**Record excerpts:**
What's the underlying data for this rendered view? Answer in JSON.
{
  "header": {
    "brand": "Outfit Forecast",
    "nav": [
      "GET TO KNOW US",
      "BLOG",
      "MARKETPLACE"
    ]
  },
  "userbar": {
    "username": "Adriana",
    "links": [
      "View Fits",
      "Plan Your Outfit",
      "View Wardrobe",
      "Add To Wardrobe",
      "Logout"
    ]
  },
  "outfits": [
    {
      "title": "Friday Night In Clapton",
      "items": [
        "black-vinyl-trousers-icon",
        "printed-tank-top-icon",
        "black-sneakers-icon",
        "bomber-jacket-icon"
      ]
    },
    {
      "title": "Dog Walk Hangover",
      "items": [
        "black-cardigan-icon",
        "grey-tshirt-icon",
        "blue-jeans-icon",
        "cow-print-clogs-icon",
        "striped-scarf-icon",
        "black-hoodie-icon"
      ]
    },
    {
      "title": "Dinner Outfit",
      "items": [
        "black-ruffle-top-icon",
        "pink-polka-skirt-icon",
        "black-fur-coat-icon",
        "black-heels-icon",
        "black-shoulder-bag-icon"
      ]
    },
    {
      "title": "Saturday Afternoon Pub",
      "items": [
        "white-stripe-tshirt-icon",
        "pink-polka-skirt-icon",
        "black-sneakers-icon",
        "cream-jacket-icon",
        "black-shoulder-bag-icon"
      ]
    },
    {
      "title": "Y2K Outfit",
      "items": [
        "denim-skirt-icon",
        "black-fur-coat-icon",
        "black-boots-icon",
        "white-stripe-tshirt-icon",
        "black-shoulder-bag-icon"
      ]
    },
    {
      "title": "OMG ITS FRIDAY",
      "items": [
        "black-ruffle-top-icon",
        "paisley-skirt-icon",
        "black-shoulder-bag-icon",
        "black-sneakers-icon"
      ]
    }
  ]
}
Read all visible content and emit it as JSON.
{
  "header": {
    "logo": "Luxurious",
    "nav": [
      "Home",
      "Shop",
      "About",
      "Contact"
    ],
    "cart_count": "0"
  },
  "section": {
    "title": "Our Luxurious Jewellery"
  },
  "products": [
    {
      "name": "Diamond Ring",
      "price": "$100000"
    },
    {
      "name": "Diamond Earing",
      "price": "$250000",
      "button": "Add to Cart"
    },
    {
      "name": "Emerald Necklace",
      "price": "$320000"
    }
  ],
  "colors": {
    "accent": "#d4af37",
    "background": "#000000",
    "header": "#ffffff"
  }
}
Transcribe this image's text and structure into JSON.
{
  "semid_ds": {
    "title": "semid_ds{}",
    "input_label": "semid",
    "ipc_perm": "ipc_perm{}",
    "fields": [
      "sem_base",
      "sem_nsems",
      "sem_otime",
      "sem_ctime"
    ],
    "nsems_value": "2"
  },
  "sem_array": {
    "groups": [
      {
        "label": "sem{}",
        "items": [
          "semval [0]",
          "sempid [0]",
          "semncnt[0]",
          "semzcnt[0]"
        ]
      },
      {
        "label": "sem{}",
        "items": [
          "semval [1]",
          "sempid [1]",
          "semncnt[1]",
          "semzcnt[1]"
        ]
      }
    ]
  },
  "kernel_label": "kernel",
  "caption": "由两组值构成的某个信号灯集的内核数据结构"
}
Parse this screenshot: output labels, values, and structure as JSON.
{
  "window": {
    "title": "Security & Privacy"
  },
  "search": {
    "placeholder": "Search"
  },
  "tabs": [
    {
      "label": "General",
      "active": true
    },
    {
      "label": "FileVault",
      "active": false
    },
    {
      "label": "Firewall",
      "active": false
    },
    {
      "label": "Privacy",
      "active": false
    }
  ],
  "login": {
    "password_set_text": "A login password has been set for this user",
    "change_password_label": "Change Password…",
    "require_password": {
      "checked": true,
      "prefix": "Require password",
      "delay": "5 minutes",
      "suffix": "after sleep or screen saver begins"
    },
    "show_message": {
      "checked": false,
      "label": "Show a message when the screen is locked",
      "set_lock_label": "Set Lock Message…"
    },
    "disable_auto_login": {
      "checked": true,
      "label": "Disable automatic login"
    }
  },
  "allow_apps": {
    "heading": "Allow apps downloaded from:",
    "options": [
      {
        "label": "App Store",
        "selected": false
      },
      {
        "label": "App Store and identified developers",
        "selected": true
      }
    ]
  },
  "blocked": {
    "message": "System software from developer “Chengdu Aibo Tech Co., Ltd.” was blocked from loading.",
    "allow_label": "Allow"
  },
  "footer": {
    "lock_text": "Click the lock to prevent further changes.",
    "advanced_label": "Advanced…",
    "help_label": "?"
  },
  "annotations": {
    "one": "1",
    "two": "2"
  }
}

**Exercise instructions:**
Reproduce the data in its entirety, matching each character.

**Answer to this exercise:**
What's the underlying data for this rendered view? Answer in JSON.
{
  "header": {
    "brand": "Outfit Forecast",
    "nav": [
      "GET TO KNOW US",
      "BLOG",
      "MARKETPLACE"
    ]
  },
  "userbar": {
    "username": "Adriana",
    "links": [
      "View Fits",
      "Plan Your Outfit",
      "View Wardrobe",
      "Add To Wardrobe",
      "Logout"
    ]
  },
  "outfits": [
    {
      "title": "Friday Night In Clapton",
      "items": [
        "black-vinyl-trousers-icon",
        "printed-tank-top-icon",
        "black-sneakers-icon",
        "bomber-jacket-icon"
      ]
    },
    {
      "title": "Dog Walk Hangover",
      "items": [
        "black-cardigan-icon",
        "grey-tshirt-icon",
        "blue-jeans-icon",
        "cow-print-clogs-icon",
        "striped-scarf-icon",
        "black-hoodie-icon"
      ]
    },
    {
      "title": "Dinner Outfit",
      "items": [
        "black-ruffle-top-icon",
        "pink-polka-skirt-icon",
        "black-fur-coat-icon",
        "black-heels-icon",
        "black-shoulder-bag-icon"
      ]
    },
    {
      "title": "Saturday Afternoon Pub",
      "items": [
        "white-stripe-tshirt-icon",
        "pink-polka-skirt-icon",
        "black-sneakers-icon",
        "cream-jacket-icon",
        "black-shoulder-bag-icon"
      ]
    },
    {
      "title": "Y2K Outfit",
      "items": [
        "denim-skirt-icon",
        "black-fur-coat-icon",
        "black-boots-icon",
        "white-stripe-tshirt-icon",
        "black-shoulder-bag-icon"
      ]
    },
    {
      "title": "OMG ITS FRIDAY",
      "items": [
        "black-ruffle-top-icon",
        "paisley-skirt-icon",
        "black-shoulder-bag-icon",
        "black-sneakers-icon"
      ]
    }
  ]
}
Read all visible content and emit it as JSON.
{
  "header": {
    "logo": "Luxurious",
    "nav": [
      "Home",
      "Shop",
      "About",
      "Contact"
    ],
    "cart_count": "0"
  },
  "section": {
    "title": "Our Luxurious Jewellery"
  },
  "products": [
    {
      "name": "Diamond Ring",
      "price": "$100000"
    },
    {
      "name": "Diamond Earing",
      "price": "$250000",
      "button": "Add to Cart"
    },
    {
      "name": "Emerald Necklace",
      "price": "$320000"
    }
  ],
  "colors": {
    "accent": "#d4af37",
    "background": "#000000",
    "header": "#ffffff"
  }
}
Transcribe this image's text and structure into JSON.
{
  "semid_ds": {
    "title": "semid_ds{}",
    "input_label": "semid",
    "ipc_perm": "ipc_perm{}",
    "fields": [
      "sem_base",
      "sem_nsems",
      "sem_otime",
      "sem_ctime"
    ],
    "nsems_value": "2"
  },
  "sem_array": {
    "groups": [
      {
        "label": "sem{}",
        "items": [
          "semval [0]",
          "sempid [0]",
          "semncnt[0]",
          "semzcnt[0]"
        ]
      },
      {
        "label": "sem{}",
        "items": [
          "semval [1]",
          "sempid [1]",
          "semncnt[1]",
          "semzcnt[1]"
        ]
      }
    ]
  },
  "kernel_label": "kernel",
  "caption": "由两组值构成的某个信号灯集的内核数据结构"
}
Parse this screenshot: output labels, values, and structure as JSON.
{
  "window": {
    "title": "Security & Privacy"
  },
  "search": {
    "placeholder": "Search"
  },
  "tabs": [
    {
      "label": "General",
      "active": true
    },
    {
      "label": "FileVault",
      "active": false
    },
    {
      "label": "Firewall",
      "active": false
    },
    {
      "label": "Privacy",
      "active": false
    }
  ],
  "login": {
    "password_set_text": "A login password has been set for this user",
    "change_password_label": "Change Password…",
    "require_password": {
      "checked": true,
      "prefix": "Require password",
      "delay": "5 minutes",
      "suffix": "after sleep or screen saver begins"
    },
    "show_message": {
      "checked": false,
      "label": "Show a message when the screen is locked",
      "set_lock_label": "Set Lock Message…"
    },
    "disable_auto_login": {
      "checked": true,
      "label": "Disable automatic login"
    }
  },
  "allow_apps": {
    "heading": "Allow apps downloaded from:",
    "options": [
      {
        "label": "App Store",
        "selected": false
      },
      {
        "label": "App Store and identified developers",
        "selected": true
      }
    ]
  },
  "blocked": {
    "message": "System software from developer “Chengdu Aibo Tech Co., Ltd.” was blocked from loading.",
    "allow_label": "Allow"
  },
  "footer": {
    "lock_text": "Click the lock to prevent further changes.",
    "advanced_label": "Advanced…",
    "help_label": "?"
  },
  "annotations": {
    "one": "1",
    "two": "2"
  }
}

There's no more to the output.